* begin THE RECORDS *

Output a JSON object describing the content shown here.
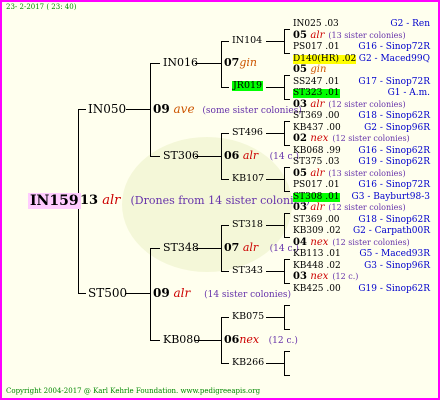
{
  "header": {
    "date": "23-  2-2017 ( 23: 40)"
  },
  "root": {
    "id": "IN159",
    "year": "13",
    "race": "alr",
    "note": "(Drones from 14 sister colonies)"
  },
  "g2": {
    "top": {
      "id": "IN050",
      "year": "09",
      "race": "ave",
      "note": "(some sister colonies)"
    },
    "bottom": {
      "id": "ST500",
      "year": "09",
      "race": "alr",
      "note": "(14 sister colonies)"
    }
  },
  "g3": [
    {
      "id": "IN016",
      "year": "07",
      "race": "gin",
      "note": ""
    },
    {
      "id": "ST306",
      "year": "06",
      "race": "alr",
      "note": "(14 c.)"
    },
    {
      "id": "ST348",
      "year": "07",
      "race": "alr",
      "note": "(14 c.)"
    },
    {
      "id": "KB080",
      "year": "06",
      "race": "nex",
      "note": "(12 c.)"
    }
  ],
  "g4": [
    "IN104",
    "JR019",
    "ST496",
    "KB107",
    "ST318",
    "ST343",
    "KB075",
    "KB266"
  ],
  "right_rows": [
    {
      "kind": "leaf",
      "code": "IN025",
      "yr": ".03",
      "origin": "G2 - Ren"
    },
    {
      "kind": "mid",
      "year": "05",
      "race": "alr",
      "note": "(13 sister colonies)"
    },
    {
      "kind": "leaf",
      "code": "PS017",
      "yr": ".01",
      "origin": "G16 - Sinop72R"
    },
    {
      "kind": "leaf",
      "code": "D140(HR)",
      "yr": ".02",
      "origin": "G2 - Maced99Q",
      "hl": "y"
    },
    {
      "kind": "mid",
      "year": "05",
      "race": "gin",
      "note": ""
    },
    {
      "kind": "leaf",
      "code": "SS247",
      "yr": ".01",
      "origin": "G17 - Sinop72R"
    },
    {
      "kind": "leaf",
      "code": "ST323",
      "yr": ".01",
      "origin": "G1 - A.m.",
      "hl": "g"
    },
    {
      "kind": "mid",
      "year": "03",
      "race": "alr",
      "note": "(12 sister colonies)"
    },
    {
      "kind": "leaf",
      "code": "ST369",
      "yr": ".00",
      "origin": "G18 - Sinop62R"
    },
    {
      "kind": "leaf",
      "code": "KB437",
      "yr": ".00",
      "origin": "G2 - Sinop96R"
    },
    {
      "kind": "mid",
      "year": "02",
      "race": "nex",
      "note": "(12 sister colonies)"
    },
    {
      "kind": "leaf",
      "code": "KB068",
      "yr": ".99",
      "origin": "G16 - Sinop62R"
    },
    {
      "kind": "leaf",
      "code": "ST375",
      "yr": ".03",
      "origin": "G19 - Sinop62R"
    },
    {
      "kind": "mid",
      "year": "05",
      "race": "alr",
      "note": "(13 sister colonies)"
    },
    {
      "kind": "leaf",
      "code": "PS017",
      "yr": ".01",
      "origin": "G16 - Sinop72R"
    },
    {
      "kind": "leaf",
      "code": "ST308",
      "yr": ".01",
      "origin": "G3 - Bayburt98-3",
      "hl": "g"
    },
    {
      "kind": "mid",
      "year": "03",
      "race": "alr",
      "note": "(12 sister colonies)"
    },
    {
      "kind": "leaf",
      "code": "ST369",
      "yr": ".00",
      "origin": "G18 - Sinop62R"
    },
    {
      "kind": "leaf",
      "code": "KB309",
      "yr": ".02",
      "origin": "G2 - Carpath00R"
    },
    {
      "kind": "mid",
      "year": "04",
      "race": "nex",
      "note": "(12 sister colonies)"
    },
    {
      "kind": "leaf",
      "code": "KB113",
      "yr": ".01",
      "origin": "G5 - Maced93R"
    },
    {
      "kind": "leaf",
      "code": "KB448",
      "yr": ".02",
      "origin": "G3 - Sinop96R"
    },
    {
      "kind": "mid",
      "year": "03",
      "race": "nex",
      "note": "(12 c.)"
    },
    {
      "kind": "leaf",
      "code": "KB425",
      "yr": ".00",
      "origin": "G19 - Sinop62R"
    }
  ],
  "footer": {
    "copyright": "Copyright 2004-2017 @ Karl Kehrle Foundation.   www.pedigreeapis.org"
  }
}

* end THE RECORDS *

PROMPT: Restate each line of the records exactly; pictures do not belong in the copy.

WRITTEN RESPONSE:
Output a JSON object describing the content shown here.
{
  "header": {
    "date": "23-  2-2017 ( 23: 40)"
  },
  "root": {
    "id": "IN159",
    "year": "13",
    "race": "alr",
    "note": "(Drones from 14 sister colonies)"
  },
  "g2": {
    "top": {
      "id": "IN050",
      "year": "09",
      "race": "ave",
      "note": "(some sister colonies)"
    },
    "bottom": {
      "id": "ST500",
      "year": "09",
      "race": "alr",
      "note": "(14 sister colonies)"
    }
  },
  "g3": [
    {
      "id": "IN016",
      "year": "07",
      "race": "gin",
      "note": ""
    },
    {
      "id": "ST306",
      "year": "06",
      "race": "alr",
      "note": "(14 c.)"
    },
    {
      "id": "ST348",
      "year": "07",
      "race": "alr",
      "note": "(14 c.)"
    },
    {
      "id": "KB080",
      "year": "06",
      "race": "nex",
      "note": "(12 c.)"
    }
  ],
  "g4": [
    "IN104",
    "JR019",
    "ST496",
    "KB107",
    "ST318",
    "ST343",
    "KB075",
    "KB266"
  ],
  "right_rows": [
    {
      "kind": "leaf",
      "code": "IN025",
      "yr": ".03",
      "origin": "G2 - Ren"
    },
    {
      "kind": "mid",
      "year": "05",
      "race": "alr",
      "note": "(13 sister colonies)"
    },
    {
      "kind": "leaf",
      "code": "PS017",
      "yr": ".01",
      "origin": "G16 - Sinop72R"
    },
    {
      "kind": "leaf",
      "code": "D140(HR)",
      "yr": ".02",
      "origin": "G2 - Maced99Q",
      "hl": "y"
    },
    {
      "kind": "mid",
      "year": "05",
      "race": "gin",
      "note": ""
    },
    {
      "kind": "leaf",
      "code": "SS247",
      "yr": ".01",
      "origin": "G17 - Sinop72R"
    },
    {
      "kind": "leaf",
      "code": "ST323",
      "yr": ".01",
      "origin": "G1 - A.m.",
      "hl": "g"
    },
    {
      "kind": "mid",
      "year": "03",
      "race": "alr",
      "note": "(12 sister colonies)"
    },
    {
      "kind": "leaf",
      "code": "ST369",
      "yr": ".00",
      "origin": "G18 - Sinop62R"
    },
    {
      "kind": "leaf",
      "code": "KB437",
      "yr": ".00",
      "origin": "G2 - Sinop96R"
    },
    {
      "kind": "mid",
      "year": "02",
      "race": "nex",
      "note": "(12 sister colonies)"
    },
    {
      "kind": "leaf",
      "code": "KB068",
      "yr": ".99",
      "origin": "G16 - Sinop62R"
    },
    {
      "kind": "leaf",
      "code": "ST375",
      "yr": ".03",
      "origin": "G19 - Sinop62R"
    },
    {
      "kind": "mid",
      "year": "05",
      "race": "alr",
      "note": "(13 sister colonies)"
    },
    {
      "kind": "leaf",
      "code": "PS017",
      "yr": ".01",
      "origin": "G16 - Sinop72R"
    },
    {
      "kind": "leaf",
      "code": "ST308",
      "yr": ".01",
      "origin": "G3 - Bayburt98-3",
      "hl": "g"
    },
    {
      "kind": "mid",
      "year": "03",
      "race": "alr",
      "note": "(12 sister colonies)"
    },
    {
      "kind": "leaf",
      "code": "ST369",
      "yr": ".00",
      "origin": "G18 - Sinop62R"
    },
    {
      "kind": "leaf",
      "code": "KB309",
      "yr": ".02",
      "origin": "G2 - Carpath00R"
    },
    {
      "kind": "mid",
      "year": "04",
      "race": "nex",
      "note": "(12 sister colonies)"
    },
    {
      "kind": "leaf",
      "code": "KB113",
      "yr": ".01",
      "origin": "G5 - Maced93R"
    },
    {
      "kind": "leaf",
      "code": "KB448",
      "yr": ".02",
      "origin": "G3 - Sinop96R"
    },
    {
      "kind": "mid",
      "year": "03",
      "race": "nex",
      "note": "(12 c.)"
    },
    {
      "kind": "leaf",
      "code": "KB425",
      "yr": ".00",
      "origin": "G19 - Sinop62R"
    }
  ],
  "footer": {
    "copyright": "Copyright 2004-2017 @ Karl Kehrle Foundation.   www.pedigreeapis.org"
  }
}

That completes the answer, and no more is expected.